## Exercise brief
Which lines contain the string "Almira"? Please list every one of them.

-- START Dataset content --

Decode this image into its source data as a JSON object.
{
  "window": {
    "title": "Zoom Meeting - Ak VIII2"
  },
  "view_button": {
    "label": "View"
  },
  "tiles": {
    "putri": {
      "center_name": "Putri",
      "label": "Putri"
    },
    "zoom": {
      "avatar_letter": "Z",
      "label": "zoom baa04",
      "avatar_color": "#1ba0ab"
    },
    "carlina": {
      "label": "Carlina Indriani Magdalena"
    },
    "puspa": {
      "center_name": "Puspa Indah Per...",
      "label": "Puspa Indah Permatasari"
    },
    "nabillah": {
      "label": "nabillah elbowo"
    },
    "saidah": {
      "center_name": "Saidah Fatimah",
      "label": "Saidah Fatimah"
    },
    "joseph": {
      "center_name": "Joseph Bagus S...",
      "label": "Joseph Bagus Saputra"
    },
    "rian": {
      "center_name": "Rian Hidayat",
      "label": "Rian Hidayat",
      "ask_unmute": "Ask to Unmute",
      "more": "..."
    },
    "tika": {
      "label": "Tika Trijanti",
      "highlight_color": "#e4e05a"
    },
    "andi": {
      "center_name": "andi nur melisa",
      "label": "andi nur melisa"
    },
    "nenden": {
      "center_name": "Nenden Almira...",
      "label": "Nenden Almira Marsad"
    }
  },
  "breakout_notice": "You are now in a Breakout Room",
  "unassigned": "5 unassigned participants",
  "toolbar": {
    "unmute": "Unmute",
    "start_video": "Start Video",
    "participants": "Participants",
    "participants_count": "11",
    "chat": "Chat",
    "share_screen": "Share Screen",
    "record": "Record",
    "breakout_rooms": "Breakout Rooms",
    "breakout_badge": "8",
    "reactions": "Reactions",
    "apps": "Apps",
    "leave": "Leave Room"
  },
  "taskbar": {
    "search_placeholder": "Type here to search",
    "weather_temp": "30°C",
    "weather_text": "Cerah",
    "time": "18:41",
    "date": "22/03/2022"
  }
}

-- END Dataset content --

## Answer in full
      "center_name": "Nenden Almira...",
      "label": "Nenden Almira Marsad"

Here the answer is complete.